[TASK REQUIREMENTS]
Lift out each line of the data that holds "определенных".

[Saved entries]
━━━━━━━━━━

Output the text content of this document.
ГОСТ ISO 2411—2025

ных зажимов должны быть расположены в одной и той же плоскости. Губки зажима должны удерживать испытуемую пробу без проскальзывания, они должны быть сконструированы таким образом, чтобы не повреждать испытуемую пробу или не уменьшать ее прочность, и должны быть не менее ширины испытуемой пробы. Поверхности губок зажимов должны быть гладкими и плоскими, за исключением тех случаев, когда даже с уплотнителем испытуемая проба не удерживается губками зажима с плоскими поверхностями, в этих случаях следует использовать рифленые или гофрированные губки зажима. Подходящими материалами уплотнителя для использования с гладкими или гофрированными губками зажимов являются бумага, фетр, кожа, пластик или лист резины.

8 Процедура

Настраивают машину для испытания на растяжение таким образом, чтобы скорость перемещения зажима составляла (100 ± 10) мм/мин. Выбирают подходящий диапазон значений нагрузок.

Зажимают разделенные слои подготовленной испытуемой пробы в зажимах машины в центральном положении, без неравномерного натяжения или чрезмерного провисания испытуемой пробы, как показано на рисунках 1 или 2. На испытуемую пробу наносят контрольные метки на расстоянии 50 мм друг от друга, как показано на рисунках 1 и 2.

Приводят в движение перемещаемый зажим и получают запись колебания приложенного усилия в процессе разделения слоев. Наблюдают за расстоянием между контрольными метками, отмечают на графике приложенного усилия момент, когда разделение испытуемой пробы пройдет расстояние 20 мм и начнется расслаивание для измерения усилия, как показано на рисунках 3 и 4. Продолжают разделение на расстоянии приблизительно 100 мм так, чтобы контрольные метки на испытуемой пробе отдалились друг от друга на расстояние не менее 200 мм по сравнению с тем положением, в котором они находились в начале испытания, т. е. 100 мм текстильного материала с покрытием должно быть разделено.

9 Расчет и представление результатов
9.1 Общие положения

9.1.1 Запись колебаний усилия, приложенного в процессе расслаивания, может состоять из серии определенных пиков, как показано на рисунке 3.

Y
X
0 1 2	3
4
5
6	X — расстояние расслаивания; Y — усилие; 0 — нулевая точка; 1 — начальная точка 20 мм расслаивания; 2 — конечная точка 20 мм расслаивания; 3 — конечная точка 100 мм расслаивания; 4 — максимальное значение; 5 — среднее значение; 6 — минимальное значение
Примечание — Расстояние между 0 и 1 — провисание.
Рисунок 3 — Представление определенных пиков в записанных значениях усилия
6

━━━━━━━━━━

[FINAL RESULT]
9.1.1 Запись колебаний усилия, приложенного в процессе расслаивания, может состоять из серии определенных пиков, как показано на рисунке 3.
Рисунок 3 — Представление определенных пиков в записанных значениях усилия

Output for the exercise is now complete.